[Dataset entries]
----

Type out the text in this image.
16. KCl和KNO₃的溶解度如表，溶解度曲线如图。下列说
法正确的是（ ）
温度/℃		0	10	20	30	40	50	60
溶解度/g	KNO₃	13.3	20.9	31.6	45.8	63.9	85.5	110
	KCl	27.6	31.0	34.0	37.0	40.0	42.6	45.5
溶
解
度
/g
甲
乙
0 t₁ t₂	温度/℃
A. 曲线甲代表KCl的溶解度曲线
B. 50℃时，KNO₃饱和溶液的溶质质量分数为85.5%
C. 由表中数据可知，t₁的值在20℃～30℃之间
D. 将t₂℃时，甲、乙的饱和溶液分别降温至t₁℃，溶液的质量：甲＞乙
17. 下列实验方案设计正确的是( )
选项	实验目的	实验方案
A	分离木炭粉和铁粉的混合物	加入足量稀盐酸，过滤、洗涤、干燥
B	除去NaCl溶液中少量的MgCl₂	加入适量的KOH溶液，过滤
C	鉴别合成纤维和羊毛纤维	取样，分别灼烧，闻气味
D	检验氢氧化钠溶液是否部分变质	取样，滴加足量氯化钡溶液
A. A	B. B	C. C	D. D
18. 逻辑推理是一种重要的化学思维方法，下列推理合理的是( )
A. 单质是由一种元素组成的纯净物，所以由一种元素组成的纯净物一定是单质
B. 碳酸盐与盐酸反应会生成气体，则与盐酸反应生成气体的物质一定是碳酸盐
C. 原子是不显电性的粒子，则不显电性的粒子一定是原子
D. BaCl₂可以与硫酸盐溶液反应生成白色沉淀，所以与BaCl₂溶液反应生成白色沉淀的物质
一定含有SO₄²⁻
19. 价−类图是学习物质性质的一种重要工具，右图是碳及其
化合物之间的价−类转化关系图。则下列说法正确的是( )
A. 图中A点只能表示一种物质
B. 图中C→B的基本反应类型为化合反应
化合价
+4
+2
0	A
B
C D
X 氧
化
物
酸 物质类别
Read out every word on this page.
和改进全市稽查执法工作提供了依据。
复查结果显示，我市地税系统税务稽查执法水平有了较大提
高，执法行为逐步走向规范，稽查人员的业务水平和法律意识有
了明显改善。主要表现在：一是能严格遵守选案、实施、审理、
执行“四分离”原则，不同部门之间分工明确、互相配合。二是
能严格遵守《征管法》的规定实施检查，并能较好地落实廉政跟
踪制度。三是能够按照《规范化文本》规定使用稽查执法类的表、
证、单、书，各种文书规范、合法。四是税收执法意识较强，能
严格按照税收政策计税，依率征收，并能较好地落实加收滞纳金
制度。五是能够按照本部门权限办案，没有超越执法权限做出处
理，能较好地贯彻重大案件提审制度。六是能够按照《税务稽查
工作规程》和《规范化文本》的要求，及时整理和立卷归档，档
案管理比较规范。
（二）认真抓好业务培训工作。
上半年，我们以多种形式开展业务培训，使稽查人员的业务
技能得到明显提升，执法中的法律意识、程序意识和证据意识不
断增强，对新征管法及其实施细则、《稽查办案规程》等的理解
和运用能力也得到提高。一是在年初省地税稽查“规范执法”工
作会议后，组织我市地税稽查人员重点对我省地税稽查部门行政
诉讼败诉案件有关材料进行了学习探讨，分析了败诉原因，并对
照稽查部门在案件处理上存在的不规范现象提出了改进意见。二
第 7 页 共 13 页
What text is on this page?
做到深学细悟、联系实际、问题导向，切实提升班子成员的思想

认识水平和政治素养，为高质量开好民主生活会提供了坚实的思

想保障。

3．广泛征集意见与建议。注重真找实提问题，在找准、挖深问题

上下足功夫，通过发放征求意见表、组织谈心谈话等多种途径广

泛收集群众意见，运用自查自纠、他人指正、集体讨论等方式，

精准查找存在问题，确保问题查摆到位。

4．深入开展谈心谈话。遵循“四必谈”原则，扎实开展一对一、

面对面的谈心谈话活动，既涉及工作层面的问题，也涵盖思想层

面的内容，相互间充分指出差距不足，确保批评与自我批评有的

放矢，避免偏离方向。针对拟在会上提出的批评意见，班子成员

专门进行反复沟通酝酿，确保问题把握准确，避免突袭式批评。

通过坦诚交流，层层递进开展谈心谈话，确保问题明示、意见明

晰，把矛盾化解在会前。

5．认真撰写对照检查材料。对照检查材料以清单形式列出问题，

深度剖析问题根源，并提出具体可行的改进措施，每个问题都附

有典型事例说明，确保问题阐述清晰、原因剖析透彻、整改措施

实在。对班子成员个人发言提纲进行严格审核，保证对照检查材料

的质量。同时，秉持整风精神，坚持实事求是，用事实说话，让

----

EXERCISE ::
Using the listing above, reproduce each line without omission.

EXPECTED OUTPUT ::
Type out the text in this image.
16. KCl和KNO₃的溶解度如表，溶解度曲线如图。下列说
法正确的是（ ）
温度/℃		0	10	20	30	40	50	60
溶解度/g	KNO₃	13.3	20.9	31.6	45.8	63.9	85.5	110
	KCl	27.6	31.0	34.0	37.0	40.0	42.6	45.5
溶
解
度
/g
甲
乙
0 t₁ t₂	温度/℃
A. 曲线甲代表KCl的溶解度曲线
B. 50℃时，KNO₃饱和溶液的溶质质量分数为85.5%
C. 由表中数据可知，t₁的值在20℃～30℃之间
D. 将t₂℃时，甲、乙的饱和溶液分别降温至t₁℃，溶液的质量：甲＞乙
17. 下列实验方案设计正确的是( )
选项	实验目的	实验方案
A	分离木炭粉和铁粉的混合物	加入足量稀盐酸，过滤、洗涤、干燥
B	除去NaCl溶液中少量的MgCl₂	加入适量的KOH溶液，过滤
C	鉴别合成纤维和羊毛纤维	取样，分别灼烧，闻气味
D	检验氢氧化钠溶液是否部分变质	取样，滴加足量氯化钡溶液
A. A	B. B	C. C	D. D
18. 逻辑推理是一种重要的化学思维方法，下列推理合理的是( )
A. 单质是由一种元素组成的纯净物，所以由一种元素组成的纯净物一定是单质
B. 碳酸盐与盐酸反应会生成气体，则与盐酸反应生成气体的物质一定是碳酸盐
C. 原子是不显电性的粒子，则不显电性的粒子一定是原子
D. BaCl₂可以与硫酸盐溶液反应生成白色沉淀，所以与BaCl₂溶液反应生成白色沉淀的物质
一定含有SO₄²⁻
19. 价−类图是学习物质性质的一种重要工具，右图是碳及其
化合物之间的价−类转化关系图。则下列说法正确的是( )
A. 图中A点只能表示一种物质
B. 图中C→B的基本反应类型为化合反应
化合价
+4
+2
0	A
B
C D
X 氧
化
物
酸 物质类别
Read out every word on this page.
和改进全市稽查执法工作提供了依据。
复查结果显示，我市地税系统税务稽查执法水平有了较大提
高，执法行为逐步走向规范，稽查人员的业务水平和法律意识有
了明显改善。主要表现在：一是能严格遵守选案、实施、审理、
执行“四分离”原则，不同部门之间分工明确、互相配合。二是
能严格遵守《征管法》的规定实施检查，并能较好地落实廉政跟
踪制度。三是能够按照《规范化文本》规定使用稽查执法类的表、
证、单、书，各种文书规范、合法。四是税收执法意识较强，能
严格按照税收政策计税，依率征收，并能较好地落实加收滞纳金
制度。五是能够按照本部门权限办案，没有超越执法权限做出处
理，能较好地贯彻重大案件提审制度。六是能够按照《税务稽查
工作规程》和《规范化文本》的要求，及时整理和立卷归档，档
案管理比较规范。
（二）认真抓好业务培训工作。
上半年，我们以多种形式开展业务培训，使稽查人员的业务
技能得到明显提升，执法中的法律意识、程序意识和证据意识不
断增强，对新征管法及其实施细则、《稽查办案规程》等的理解
和运用能力也得到提高。一是在年初省地税稽查“规范执法”工
作会议后，组织我市地税稽查人员重点对我省地税稽查部门行政
诉讼败诉案件有关材料进行了学习探讨，分析了败诉原因，并对
照稽查部门在案件处理上存在的不规范现象提出了改进意见。二
第 7 页 共 13 页
What text is on this page?
做到深学细悟、联系实际、问题导向，切实提升班子成员的思想

认识水平和政治素养，为高质量开好民主生活会提供了坚实的思

想保障。

3．广泛征集意见与建议。注重真找实提问题，在找准、挖深问题

上下足功夫，通过发放征求意见表、组织谈心谈话等多种途径广

泛收集群众意见，运用自查自纠、他人指正、集体讨论等方式，

精准查找存在问题，确保问题查摆到位。

4．深入开展谈心谈话。遵循“四必谈”原则，扎实开展一对一、

面对面的谈心谈话活动，既涉及工作层面的问题，也涵盖思想层

面的内容，相互间充分指出差距不足，确保批评与自我批评有的

放矢，避免偏离方向。针对拟在会上提出的批评意见，班子成员

专门进行反复沟通酝酿，确保问题把握准确，避免突袭式批评。

通过坦诚交流，层层递进开展谈心谈话，确保问题明示、意见明

晰，把矛盾化解在会前。

5．认真撰写对照检查材料。对照检查材料以清单形式列出问题，

深度剖析问题根源，并提出具体可行的改进措施，每个问题都附

有典型事例说明，确保问题阐述清晰、原因剖析透彻、整改措施

实在。对班子成员个人发言提纲进行严格审核，保证对照检查材料

的质量。同时，秉持整风精神，坚持实事求是，用事实说话，让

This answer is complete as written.